*PROBLÈME À RÉSOUDRE*.
D'après l'extrait du document ci-dessous, quel âge ont les jeunes filles et les femmes qui jouent dans le spectacle Du C(h)oeur des femmes ?

*EXTRAIT DU DOCUMENT*.
* * *

Les travées de l’Institut français de Djibouti étaient bondées mardi soir pour la première du spectacle de Vanille Fiaux, Du C(h)oeur des femmes, joué par une brochette de jeunes filles et de femmes qui ont remarquablement interprété des figures féminines internationales ! Temps forts ! 

Le décorum, digne d’un bar à chicha, vous saisit de prime abord. Des femmes, grosses lunettes noires sur le nez et habillées en stars hollywoodiennes, fument ou vapotent nonchalamment, ici et là. Costumes signés Coco Chanel ou Christian Dior, fards et déguisements  de scènes, Vanille Fiaux n’a rien laissé au hasard. Une petite musique de fond donne l’ambiance, elle est rapidement dominée par des clips vidéo de chansons tournées dans les décors lunaires de la banquise de sel du Lac Assal.

L’une des artistes déclame des vers poétiques envoutants, lorsqu’une belle musique monte depuis la régie. Puis, place à de longs monologues suivis de dialogues ou d’interviews qui se mélangent savamment, dans une délicieuse confusion ! L’épaisse fumée qui enveloppe la scène lui donne un visuel sélénite. Des photos savoureuses des actrices dans leurs milieux naturels défilent sur l’écran au milieu de cette magnifique chorégraphie musicale.

Le spectacle Du C(h)oeur des femmes, c’est tout simplement du grand art à la hauteur des légendes féminines comme Mireille Mathieu, Romy Schneider, Catherine Deneuve, Isabelle Adjani ou Juliette Binoche, admirablement jouées par des jeunes filles et des femmes de 15 à 60 ans.

L’impression de grand foutoir qui se dégage de ce show polymorphe et sublimedépeint astucieusement la comédie humaine et plus généralement la jungle de la vie. C’est toute la malice du spectacle qui traite habilement de la condition féminine, ses préjugés, ses luttes internes et ses déchirements. Du C(h)oeur des femmes montre au public « l’être au Féminin » à travers l’écriture, la création et la représentation théâtrale, le chant, les films, etc.C’est aussi et surtout un outil de lutte contre toutes les discriminations sous toutes ses formes » selon Vanille Fiaux.

* * *

*ENTRÉES FOURNIES*.
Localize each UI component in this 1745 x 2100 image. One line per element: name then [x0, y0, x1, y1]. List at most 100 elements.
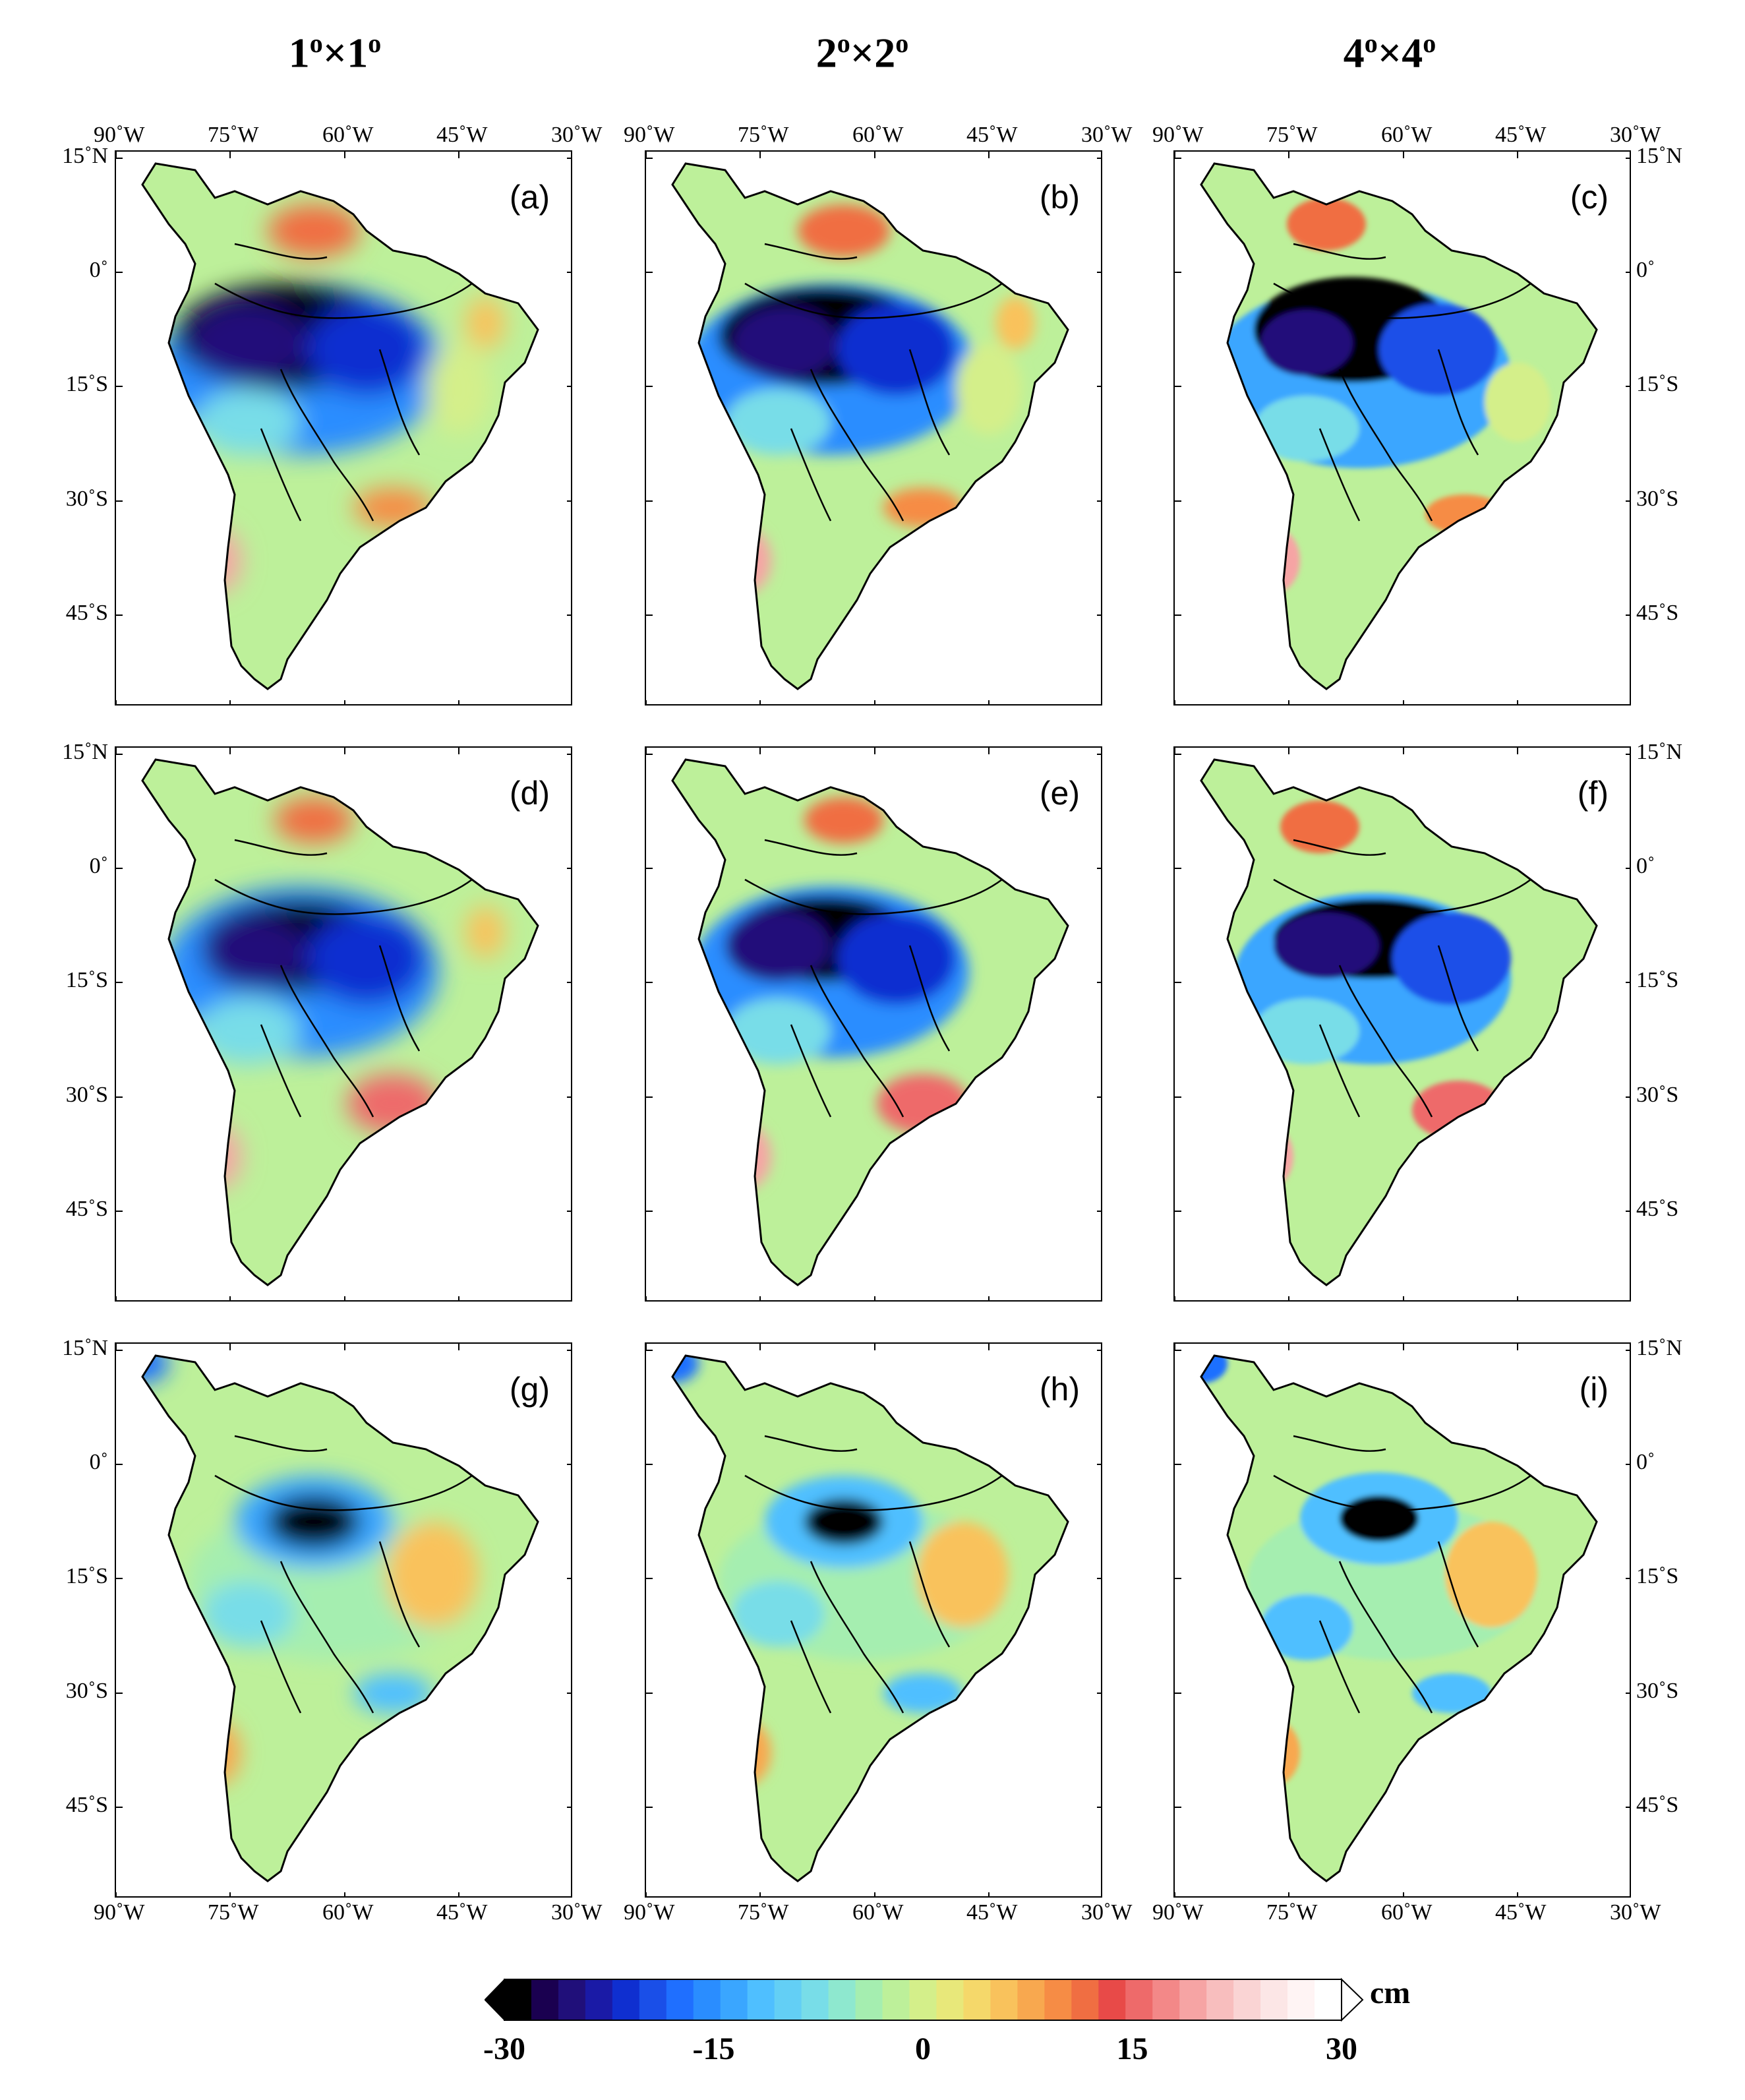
- panel-label: (e): [1039, 775, 1080, 812]
- river-line: [1293, 839, 1386, 856]
- colorbar-swatch: [1152, 1979, 1180, 2020]
- latitude-tick-label: 15˚S: [65, 968, 108, 992]
- latitude-tick-label: 0˚: [89, 258, 108, 282]
- river-line: [280, 965, 374, 1118]
- panel-label: (c): [1570, 179, 1609, 216]
- river-line: [744, 878, 1003, 915]
- longitude-tick-label: 90˚W: [1152, 1900, 1204, 1925]
- anomaly-region: [268, 204, 360, 257]
- map-field: [142, 1356, 538, 1881]
- panel-label: (h): [1039, 1371, 1080, 1408]
- panel-label: (d): [509, 775, 550, 812]
- latitude-tick-label: 15˚N: [1636, 1336, 1682, 1360]
- coastline: [671, 1354, 1069, 1882]
- panel-label: (a): [509, 179, 550, 216]
- river-line: [260, 1024, 302, 1118]
- latitude-tick-label: 15˚S: [65, 1564, 108, 1588]
- river-line: [908, 945, 951, 1052]
- latitude-tick-label: 0˚: [89, 854, 108, 878]
- river-line: [810, 369, 904, 522]
- anomaly-region: [672, 1356, 699, 1383]
- colorbar-swatch: [909, 1979, 937, 2020]
- anomaly-region: [1247, 527, 1300, 593]
- latitude-tick-label: 0˚: [1636, 1450, 1655, 1474]
- longitude-tick-label: 90˚W: [94, 123, 145, 147]
- latitude-tick-label: 0˚: [89, 1450, 108, 1474]
- anomaly-region: [1260, 1594, 1353, 1660]
- anomaly-region: [995, 297, 1035, 349]
- longitude-tick-label: 45˚W: [436, 123, 488, 147]
- river-line: [810, 965, 904, 1118]
- map-panel-c: (c): [1173, 150, 1631, 705]
- anomaly-region: [1412, 1081, 1504, 1140]
- map-field: [142, 760, 538, 1285]
- map-field: [672, 760, 1068, 1285]
- river-line: [810, 1561, 904, 1714]
- coastline: [1200, 758, 1598, 1286]
- anomaly-region: [725, 389, 831, 455]
- longitude-tick-label: 75˚W: [208, 123, 259, 147]
- anomaly-region: [837, 303, 956, 396]
- longitude-tick-label: 90˚W: [1152, 123, 1204, 147]
- river-line: [908, 1541, 951, 1648]
- colorbar-swatch: [531, 1979, 559, 2020]
- map-field-svg: [1175, 748, 1630, 1300]
- latitude-tick-label: 45˚S: [1636, 1793, 1679, 1817]
- anomaly-region: [837, 913, 956, 1005]
- longitude-tick-label: 60˚W: [852, 1900, 904, 1925]
- anomaly-region: [883, 1673, 962, 1713]
- anomaly-region: [353, 1673, 432, 1713]
- map-field-svg: [116, 152, 571, 704]
- river-line: [234, 243, 328, 260]
- colorbar-swatch: [1233, 1979, 1261, 2020]
- column-header-4x4: 4o×4o: [1343, 28, 1436, 76]
- longitude-tick-label: 45˚W: [436, 1900, 488, 1925]
- map-field: [1201, 164, 1597, 689]
- latitude-tick-label: 15˚N: [62, 740, 108, 764]
- anomaly-region: [732, 1581, 824, 1647]
- river-line: [260, 1620, 302, 1714]
- anomaly-region: [725, 998, 831, 1064]
- coastline: [671, 758, 1069, 1286]
- longitude-tick-label: 30˚W: [551, 123, 603, 147]
- map-field-svg: [116, 748, 571, 1300]
- colorbar-swatch: [963, 1979, 991, 2020]
- latitude-tick-label: 15˚S: [65, 372, 108, 396]
- river-line: [908, 349, 951, 456]
- river-line: [260, 428, 302, 522]
- anomaly-region: [307, 913, 426, 1005]
- river-line: [764, 839, 858, 856]
- panel-label: (f): [1577, 775, 1609, 812]
- colorbar-swatch: [1260, 1979, 1288, 2020]
- colorbar-min-arrow: [485, 1978, 505, 2022]
- latitude-tick-label: 45˚S: [1636, 1197, 1679, 1221]
- map-field-svg: [646, 1344, 1101, 1896]
- longitude-tick-label: 90˚W: [94, 1900, 145, 1925]
- anomaly-region: [1412, 1673, 1491, 1713]
- latitude-tick-label: 30˚S: [1636, 1083, 1679, 1107]
- anomaly-region: [268, 1495, 360, 1548]
- colorbar-swatch: [1179, 1979, 1207, 2020]
- longitude-tick-label: 45˚W: [966, 1900, 1018, 1925]
- colorbar-unit: cm: [1370, 1975, 1411, 2010]
- latitude-tick-label: 15˚N: [1636, 144, 1682, 168]
- anomaly-region: [1445, 1522, 1537, 1627]
- map-panel-f: (f): [1173, 746, 1631, 1302]
- colorbar-swatch: [1125, 1979, 1153, 2020]
- anomaly-region: [798, 204, 890, 257]
- map-field-svg: [1175, 152, 1630, 704]
- latitude-tick-label: 45˚S: [65, 1197, 108, 1221]
- anomaly-region: [1201, 1356, 1227, 1383]
- latitude-tick-label: 15˚S: [1636, 372, 1679, 396]
- colorbar-swatch: [1315, 1979, 1342, 2020]
- anomaly-region: [732, 307, 837, 379]
- colorbar-swatch: [1071, 1979, 1099, 2020]
- colorbar-swatch: [504, 1979, 532, 2020]
- colorbar-tick-label: -15: [692, 2031, 735, 2066]
- colorbar-tick-label: 30: [1326, 2031, 1357, 2066]
- coastline: [141, 162, 539, 690]
- longitude-tick-label: 75˚W: [1266, 123, 1318, 147]
- colorbar-swatch: [747, 1979, 775, 2020]
- map-field: [1201, 1356, 1597, 1881]
- longitude-tick-label: 75˚W: [738, 123, 789, 147]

* * *

*RÉSULTAT OBTENU*.
Elles ont de 15 à 60 ans.